• **Description of the task**
Go through the entries and say how many lines contain the string "Άνοιγμα". The number is the whole answer.

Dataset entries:
+---+

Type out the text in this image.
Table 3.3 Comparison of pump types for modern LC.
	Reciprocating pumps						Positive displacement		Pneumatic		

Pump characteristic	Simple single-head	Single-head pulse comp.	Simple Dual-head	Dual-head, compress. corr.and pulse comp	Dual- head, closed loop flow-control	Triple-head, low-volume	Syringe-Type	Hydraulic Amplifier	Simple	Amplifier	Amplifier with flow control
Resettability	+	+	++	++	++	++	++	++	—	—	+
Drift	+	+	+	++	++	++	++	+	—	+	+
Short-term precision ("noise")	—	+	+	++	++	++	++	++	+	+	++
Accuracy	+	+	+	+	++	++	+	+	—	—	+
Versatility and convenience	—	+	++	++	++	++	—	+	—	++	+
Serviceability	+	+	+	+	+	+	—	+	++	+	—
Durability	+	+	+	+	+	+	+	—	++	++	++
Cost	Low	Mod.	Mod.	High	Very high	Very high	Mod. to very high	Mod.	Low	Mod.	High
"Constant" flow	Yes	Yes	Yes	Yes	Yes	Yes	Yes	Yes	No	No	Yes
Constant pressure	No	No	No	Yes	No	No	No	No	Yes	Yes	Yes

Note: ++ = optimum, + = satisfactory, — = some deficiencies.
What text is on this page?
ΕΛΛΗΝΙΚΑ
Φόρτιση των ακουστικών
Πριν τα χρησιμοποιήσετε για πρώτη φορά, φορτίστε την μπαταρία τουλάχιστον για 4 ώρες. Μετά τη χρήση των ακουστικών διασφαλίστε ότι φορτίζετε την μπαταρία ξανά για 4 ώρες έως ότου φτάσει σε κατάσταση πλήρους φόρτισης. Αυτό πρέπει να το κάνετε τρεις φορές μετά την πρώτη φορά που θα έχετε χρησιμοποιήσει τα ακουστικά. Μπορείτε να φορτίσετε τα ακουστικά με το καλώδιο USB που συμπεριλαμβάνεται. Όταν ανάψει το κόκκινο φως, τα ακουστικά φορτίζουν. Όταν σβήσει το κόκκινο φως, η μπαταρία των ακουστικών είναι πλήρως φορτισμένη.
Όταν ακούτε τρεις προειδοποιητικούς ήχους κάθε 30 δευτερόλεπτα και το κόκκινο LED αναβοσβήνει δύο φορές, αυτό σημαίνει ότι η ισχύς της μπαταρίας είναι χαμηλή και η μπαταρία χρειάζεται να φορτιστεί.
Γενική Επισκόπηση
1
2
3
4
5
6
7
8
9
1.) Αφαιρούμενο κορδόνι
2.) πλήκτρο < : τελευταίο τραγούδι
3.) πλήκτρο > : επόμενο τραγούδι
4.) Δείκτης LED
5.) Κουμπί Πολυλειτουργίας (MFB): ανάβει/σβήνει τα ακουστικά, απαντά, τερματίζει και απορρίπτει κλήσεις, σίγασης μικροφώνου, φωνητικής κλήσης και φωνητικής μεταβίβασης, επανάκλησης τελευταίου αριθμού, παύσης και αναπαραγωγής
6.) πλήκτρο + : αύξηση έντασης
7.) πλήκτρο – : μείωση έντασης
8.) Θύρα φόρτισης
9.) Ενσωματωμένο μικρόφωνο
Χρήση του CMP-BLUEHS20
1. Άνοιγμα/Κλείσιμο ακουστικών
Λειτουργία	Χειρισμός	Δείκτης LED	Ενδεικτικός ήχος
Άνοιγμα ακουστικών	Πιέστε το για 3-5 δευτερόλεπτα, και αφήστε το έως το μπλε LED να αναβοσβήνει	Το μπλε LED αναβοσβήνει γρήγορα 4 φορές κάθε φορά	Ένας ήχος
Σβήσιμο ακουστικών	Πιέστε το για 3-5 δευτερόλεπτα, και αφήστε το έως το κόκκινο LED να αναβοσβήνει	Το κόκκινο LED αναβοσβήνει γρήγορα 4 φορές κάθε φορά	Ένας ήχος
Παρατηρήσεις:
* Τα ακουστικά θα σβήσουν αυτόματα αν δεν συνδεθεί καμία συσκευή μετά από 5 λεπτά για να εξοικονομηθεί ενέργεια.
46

+---+

• **Worked answer**
2